Start Records shown

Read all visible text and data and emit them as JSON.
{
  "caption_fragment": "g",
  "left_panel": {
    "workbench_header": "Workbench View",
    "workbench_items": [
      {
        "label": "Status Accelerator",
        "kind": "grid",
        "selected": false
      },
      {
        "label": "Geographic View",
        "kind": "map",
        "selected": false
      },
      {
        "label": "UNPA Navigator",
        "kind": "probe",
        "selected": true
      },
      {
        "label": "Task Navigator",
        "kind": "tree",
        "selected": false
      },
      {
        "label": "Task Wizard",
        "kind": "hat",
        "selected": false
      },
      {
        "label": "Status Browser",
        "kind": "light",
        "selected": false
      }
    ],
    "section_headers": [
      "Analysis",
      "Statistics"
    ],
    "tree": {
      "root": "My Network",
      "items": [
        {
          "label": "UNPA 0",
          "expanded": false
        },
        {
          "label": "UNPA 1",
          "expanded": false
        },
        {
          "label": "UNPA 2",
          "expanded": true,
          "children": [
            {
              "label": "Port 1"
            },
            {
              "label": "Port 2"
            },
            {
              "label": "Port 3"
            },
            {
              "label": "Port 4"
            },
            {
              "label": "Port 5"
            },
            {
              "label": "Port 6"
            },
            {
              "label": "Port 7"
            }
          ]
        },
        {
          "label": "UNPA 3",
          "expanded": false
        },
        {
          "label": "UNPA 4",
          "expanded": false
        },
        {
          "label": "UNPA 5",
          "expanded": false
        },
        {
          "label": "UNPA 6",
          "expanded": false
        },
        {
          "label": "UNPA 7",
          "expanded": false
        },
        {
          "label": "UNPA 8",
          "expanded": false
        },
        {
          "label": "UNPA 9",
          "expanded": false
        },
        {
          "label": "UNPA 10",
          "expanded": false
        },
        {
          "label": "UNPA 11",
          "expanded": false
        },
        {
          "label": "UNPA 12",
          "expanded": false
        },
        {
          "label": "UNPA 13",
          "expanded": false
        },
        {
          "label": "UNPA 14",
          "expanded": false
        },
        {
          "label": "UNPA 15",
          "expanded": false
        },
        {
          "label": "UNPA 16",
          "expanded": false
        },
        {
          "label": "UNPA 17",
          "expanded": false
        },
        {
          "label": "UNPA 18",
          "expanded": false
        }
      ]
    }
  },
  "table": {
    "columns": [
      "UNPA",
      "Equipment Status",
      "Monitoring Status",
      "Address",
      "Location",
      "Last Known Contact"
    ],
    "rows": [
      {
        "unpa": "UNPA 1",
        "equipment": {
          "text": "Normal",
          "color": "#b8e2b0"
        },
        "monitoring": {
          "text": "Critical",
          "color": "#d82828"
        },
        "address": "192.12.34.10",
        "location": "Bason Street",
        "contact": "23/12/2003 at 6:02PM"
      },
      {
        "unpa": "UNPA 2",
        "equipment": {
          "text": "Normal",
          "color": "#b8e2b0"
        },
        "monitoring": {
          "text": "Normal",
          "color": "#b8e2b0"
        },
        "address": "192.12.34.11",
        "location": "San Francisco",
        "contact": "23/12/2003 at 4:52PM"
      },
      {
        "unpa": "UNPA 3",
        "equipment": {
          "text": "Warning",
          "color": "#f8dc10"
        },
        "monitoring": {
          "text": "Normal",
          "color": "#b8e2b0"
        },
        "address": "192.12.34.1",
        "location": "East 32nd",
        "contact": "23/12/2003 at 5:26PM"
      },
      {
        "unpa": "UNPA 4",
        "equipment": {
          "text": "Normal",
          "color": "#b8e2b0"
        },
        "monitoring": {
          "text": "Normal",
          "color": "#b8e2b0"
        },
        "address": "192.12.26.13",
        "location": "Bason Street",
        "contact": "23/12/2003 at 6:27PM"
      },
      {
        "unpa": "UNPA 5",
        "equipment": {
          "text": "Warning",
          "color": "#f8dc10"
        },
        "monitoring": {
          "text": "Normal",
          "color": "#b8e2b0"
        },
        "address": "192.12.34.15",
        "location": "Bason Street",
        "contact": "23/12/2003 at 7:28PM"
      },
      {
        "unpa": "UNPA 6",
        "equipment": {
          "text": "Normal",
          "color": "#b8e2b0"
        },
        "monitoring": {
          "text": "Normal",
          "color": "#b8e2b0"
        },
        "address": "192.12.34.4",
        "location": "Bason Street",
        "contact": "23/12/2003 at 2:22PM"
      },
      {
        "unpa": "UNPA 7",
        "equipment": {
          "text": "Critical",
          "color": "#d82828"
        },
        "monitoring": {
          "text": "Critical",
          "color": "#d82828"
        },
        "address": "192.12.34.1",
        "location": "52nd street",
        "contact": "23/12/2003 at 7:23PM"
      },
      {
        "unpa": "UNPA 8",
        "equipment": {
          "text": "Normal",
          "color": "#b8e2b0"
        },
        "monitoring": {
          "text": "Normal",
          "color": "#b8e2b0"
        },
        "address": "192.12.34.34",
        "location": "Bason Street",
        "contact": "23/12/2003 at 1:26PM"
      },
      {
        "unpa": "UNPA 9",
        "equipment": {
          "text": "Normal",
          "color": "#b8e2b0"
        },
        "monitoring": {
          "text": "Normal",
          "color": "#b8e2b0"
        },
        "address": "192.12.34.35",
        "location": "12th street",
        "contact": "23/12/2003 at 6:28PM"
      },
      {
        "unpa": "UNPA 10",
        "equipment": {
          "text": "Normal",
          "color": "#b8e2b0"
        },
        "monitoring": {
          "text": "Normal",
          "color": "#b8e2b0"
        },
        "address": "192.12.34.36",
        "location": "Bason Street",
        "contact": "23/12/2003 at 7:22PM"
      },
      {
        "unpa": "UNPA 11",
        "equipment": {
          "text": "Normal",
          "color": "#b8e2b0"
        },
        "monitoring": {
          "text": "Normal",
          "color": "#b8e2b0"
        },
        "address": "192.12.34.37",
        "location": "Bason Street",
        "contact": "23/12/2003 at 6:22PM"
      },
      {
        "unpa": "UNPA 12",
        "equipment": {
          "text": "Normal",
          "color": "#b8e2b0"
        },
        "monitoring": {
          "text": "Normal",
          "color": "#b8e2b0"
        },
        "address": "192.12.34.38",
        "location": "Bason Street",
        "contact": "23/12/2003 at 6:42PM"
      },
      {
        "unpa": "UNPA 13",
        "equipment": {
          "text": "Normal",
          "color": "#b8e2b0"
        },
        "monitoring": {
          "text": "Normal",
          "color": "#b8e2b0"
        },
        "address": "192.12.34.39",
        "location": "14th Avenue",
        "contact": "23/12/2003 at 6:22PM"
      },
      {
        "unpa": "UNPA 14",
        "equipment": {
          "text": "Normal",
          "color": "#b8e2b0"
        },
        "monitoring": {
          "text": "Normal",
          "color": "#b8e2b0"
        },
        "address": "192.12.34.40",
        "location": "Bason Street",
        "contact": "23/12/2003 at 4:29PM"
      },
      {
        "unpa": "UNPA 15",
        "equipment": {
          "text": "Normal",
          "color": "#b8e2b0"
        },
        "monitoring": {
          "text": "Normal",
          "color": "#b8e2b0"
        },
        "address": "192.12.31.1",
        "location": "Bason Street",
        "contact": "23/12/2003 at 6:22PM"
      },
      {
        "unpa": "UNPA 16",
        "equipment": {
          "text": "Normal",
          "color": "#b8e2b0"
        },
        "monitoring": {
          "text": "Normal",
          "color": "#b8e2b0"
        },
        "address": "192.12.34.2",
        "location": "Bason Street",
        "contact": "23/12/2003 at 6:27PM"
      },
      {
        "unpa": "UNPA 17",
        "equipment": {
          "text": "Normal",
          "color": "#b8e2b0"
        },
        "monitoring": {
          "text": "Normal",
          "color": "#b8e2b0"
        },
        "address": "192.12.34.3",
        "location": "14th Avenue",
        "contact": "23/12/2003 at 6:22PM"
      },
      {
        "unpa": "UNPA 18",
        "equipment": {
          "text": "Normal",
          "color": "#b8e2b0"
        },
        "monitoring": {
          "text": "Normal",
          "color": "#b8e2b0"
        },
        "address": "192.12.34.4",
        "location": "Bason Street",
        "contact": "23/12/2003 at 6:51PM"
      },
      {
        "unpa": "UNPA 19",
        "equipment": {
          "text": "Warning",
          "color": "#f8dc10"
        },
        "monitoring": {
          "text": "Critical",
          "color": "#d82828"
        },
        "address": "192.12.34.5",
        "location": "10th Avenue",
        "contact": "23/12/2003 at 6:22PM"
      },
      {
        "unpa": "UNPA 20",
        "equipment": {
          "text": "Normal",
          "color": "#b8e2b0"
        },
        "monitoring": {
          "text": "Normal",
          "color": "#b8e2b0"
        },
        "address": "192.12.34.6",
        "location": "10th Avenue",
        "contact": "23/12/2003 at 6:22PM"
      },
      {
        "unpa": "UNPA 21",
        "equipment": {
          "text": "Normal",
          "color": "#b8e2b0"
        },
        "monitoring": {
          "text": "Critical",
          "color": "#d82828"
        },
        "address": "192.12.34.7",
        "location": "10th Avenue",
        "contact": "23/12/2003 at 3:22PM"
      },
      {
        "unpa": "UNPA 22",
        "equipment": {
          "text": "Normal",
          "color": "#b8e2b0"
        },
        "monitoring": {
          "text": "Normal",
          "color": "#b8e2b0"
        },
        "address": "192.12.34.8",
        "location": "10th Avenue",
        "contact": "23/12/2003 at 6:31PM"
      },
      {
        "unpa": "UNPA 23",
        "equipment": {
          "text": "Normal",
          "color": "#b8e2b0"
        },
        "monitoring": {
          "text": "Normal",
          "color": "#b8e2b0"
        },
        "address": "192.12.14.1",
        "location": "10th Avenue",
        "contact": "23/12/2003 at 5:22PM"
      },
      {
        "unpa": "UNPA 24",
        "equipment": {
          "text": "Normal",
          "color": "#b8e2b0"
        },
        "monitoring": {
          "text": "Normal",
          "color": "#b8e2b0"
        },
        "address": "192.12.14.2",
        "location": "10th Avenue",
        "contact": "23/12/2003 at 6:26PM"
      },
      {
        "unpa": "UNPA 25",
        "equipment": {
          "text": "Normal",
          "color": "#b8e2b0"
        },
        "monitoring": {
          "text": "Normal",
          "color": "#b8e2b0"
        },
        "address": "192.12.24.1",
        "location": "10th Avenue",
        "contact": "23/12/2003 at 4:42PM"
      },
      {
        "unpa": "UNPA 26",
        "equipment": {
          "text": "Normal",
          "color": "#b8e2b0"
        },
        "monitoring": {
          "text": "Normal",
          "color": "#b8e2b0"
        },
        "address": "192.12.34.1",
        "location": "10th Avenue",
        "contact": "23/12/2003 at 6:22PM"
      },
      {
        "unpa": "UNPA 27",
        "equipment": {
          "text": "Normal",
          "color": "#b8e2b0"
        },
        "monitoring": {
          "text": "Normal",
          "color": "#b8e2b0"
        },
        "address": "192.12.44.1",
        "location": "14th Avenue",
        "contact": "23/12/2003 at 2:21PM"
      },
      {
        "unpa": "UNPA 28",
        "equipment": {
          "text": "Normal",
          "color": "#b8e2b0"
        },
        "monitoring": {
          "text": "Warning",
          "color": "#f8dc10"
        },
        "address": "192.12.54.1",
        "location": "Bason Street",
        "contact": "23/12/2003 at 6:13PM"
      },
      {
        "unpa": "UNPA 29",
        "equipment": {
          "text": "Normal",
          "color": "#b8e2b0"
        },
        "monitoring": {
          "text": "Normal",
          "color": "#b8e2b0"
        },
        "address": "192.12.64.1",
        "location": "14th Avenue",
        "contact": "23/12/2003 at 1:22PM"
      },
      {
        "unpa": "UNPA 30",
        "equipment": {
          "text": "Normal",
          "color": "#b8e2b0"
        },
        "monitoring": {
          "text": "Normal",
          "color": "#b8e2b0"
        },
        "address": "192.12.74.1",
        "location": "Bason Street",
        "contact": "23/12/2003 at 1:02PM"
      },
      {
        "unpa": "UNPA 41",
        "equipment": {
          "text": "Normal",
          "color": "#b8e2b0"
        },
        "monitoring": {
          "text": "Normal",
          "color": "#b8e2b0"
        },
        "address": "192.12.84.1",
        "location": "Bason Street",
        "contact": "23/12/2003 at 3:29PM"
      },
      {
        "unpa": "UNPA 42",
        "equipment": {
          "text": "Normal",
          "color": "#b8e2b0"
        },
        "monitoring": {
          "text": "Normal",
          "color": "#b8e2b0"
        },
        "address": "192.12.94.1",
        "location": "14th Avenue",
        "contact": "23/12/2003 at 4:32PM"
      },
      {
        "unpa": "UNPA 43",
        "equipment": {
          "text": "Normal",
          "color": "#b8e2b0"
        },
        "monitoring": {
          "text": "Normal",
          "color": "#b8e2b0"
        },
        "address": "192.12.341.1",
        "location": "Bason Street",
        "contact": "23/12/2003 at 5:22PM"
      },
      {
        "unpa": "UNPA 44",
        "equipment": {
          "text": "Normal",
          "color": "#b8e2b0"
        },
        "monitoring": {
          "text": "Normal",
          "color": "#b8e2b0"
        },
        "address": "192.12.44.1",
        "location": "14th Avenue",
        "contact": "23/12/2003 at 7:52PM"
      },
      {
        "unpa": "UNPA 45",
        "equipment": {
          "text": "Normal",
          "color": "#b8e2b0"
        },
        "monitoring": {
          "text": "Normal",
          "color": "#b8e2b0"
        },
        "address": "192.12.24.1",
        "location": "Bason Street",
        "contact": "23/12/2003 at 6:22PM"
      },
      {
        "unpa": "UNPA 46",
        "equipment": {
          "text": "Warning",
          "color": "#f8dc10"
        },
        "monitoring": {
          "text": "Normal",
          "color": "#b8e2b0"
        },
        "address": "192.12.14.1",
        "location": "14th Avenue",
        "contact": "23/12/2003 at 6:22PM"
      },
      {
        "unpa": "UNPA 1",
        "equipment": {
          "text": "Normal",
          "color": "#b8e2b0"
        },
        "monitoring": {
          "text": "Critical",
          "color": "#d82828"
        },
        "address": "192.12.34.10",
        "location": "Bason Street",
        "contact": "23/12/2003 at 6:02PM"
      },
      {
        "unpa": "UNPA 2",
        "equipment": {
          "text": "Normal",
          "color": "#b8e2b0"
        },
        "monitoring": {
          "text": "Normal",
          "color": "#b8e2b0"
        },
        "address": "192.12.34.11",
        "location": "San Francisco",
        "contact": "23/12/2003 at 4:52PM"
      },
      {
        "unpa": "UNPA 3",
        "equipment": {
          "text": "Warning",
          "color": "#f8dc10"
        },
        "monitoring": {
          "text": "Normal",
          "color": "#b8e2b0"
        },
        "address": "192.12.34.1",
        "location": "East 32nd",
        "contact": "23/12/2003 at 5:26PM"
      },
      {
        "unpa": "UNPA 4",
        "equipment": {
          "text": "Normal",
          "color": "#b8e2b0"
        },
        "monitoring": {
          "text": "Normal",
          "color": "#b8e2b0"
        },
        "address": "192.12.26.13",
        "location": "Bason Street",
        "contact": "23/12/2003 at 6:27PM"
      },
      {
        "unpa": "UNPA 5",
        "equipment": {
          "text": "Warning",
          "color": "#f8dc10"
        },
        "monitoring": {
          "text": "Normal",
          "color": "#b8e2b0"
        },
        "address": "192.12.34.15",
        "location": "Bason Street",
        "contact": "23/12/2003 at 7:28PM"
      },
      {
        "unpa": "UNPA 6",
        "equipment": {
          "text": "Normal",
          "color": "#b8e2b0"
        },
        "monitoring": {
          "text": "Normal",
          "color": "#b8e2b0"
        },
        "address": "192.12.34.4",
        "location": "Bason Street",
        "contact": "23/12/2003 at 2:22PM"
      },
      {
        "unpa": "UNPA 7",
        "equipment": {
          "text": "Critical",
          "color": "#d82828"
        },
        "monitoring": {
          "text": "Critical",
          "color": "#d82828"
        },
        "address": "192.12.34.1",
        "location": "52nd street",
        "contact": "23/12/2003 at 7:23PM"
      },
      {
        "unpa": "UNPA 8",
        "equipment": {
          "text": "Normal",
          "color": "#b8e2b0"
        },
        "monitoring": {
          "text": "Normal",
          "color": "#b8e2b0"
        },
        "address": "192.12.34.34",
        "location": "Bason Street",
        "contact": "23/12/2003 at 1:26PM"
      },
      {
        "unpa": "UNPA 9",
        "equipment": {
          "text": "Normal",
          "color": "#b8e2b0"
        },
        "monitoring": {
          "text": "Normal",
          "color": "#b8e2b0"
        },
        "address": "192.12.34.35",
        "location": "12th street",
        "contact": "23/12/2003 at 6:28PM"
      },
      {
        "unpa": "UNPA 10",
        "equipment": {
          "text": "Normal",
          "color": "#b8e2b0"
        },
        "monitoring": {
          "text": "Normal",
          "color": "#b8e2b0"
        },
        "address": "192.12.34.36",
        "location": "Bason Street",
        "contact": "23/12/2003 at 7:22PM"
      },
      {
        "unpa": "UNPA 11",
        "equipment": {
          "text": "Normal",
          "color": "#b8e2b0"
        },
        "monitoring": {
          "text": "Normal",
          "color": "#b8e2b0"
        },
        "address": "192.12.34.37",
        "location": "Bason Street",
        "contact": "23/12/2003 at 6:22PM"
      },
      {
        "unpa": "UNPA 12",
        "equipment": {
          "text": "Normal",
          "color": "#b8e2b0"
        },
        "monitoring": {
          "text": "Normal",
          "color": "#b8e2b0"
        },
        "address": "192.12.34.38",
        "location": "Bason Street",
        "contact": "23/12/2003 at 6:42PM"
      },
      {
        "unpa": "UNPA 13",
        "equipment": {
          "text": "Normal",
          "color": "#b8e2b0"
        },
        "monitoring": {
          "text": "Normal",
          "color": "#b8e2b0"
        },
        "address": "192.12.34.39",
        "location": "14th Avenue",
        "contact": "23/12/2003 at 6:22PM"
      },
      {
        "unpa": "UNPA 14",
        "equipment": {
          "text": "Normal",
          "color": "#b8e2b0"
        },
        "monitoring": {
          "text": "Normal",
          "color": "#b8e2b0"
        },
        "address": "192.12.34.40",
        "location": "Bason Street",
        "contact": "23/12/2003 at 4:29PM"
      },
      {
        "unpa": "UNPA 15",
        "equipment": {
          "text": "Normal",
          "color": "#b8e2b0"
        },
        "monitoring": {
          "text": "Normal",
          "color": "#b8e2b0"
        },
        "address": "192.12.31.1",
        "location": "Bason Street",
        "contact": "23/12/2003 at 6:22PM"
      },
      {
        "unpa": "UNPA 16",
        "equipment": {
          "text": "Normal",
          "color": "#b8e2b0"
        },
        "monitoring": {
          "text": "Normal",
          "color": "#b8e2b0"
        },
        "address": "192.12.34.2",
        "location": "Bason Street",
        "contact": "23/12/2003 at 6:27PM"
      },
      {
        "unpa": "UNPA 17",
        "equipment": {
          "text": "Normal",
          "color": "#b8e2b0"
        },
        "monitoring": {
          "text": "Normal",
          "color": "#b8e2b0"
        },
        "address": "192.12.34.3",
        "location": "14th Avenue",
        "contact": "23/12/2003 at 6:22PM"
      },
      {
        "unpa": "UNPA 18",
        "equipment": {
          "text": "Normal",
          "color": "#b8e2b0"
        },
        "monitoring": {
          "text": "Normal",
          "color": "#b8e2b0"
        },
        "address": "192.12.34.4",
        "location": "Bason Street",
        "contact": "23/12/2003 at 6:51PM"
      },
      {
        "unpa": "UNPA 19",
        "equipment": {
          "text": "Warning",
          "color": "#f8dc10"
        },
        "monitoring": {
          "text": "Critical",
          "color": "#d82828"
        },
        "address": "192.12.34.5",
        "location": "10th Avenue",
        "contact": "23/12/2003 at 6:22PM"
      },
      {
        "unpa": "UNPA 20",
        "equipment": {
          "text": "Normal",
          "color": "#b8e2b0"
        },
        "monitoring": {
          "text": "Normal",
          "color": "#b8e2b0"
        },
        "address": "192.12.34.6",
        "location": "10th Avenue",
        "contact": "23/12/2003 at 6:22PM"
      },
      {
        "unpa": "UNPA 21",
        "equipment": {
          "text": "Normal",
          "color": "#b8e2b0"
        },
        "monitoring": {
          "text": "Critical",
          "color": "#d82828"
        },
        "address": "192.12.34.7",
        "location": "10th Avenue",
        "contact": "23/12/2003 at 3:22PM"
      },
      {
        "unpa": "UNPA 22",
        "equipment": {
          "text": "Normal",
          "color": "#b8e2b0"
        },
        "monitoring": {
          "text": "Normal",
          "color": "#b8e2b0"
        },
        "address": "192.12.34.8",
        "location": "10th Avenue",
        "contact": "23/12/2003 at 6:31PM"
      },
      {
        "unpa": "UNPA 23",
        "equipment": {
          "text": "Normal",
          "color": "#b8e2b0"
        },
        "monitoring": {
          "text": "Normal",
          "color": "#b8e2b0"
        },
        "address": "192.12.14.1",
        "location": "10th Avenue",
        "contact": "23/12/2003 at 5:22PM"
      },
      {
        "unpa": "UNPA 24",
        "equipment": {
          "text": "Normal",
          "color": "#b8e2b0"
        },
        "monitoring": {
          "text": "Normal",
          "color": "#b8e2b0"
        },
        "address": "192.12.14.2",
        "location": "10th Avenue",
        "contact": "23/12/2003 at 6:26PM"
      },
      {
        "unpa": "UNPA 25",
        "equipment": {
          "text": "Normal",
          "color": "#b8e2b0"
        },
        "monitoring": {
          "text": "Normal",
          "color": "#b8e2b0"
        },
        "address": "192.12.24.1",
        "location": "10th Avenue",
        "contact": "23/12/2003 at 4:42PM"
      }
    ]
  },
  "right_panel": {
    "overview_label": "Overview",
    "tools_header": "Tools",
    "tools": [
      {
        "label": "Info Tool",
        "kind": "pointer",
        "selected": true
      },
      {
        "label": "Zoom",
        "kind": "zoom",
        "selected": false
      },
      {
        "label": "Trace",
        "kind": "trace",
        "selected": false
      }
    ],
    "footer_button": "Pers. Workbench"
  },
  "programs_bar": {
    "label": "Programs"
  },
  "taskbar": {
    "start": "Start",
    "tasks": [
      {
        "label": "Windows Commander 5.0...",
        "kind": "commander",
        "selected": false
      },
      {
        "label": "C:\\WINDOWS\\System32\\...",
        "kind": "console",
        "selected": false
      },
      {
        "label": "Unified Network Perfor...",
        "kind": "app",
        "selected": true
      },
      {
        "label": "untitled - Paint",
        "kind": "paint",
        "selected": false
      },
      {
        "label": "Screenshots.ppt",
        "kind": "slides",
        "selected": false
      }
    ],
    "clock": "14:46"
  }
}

End Records shown

- _Stated goal_
Pick out lines containing the word "Status", each one as written.

- _Exercise response_
        "label": "Status Accelerator",
        "label": "Status Browser",
      "Equipment Status",
      "Monitoring Status",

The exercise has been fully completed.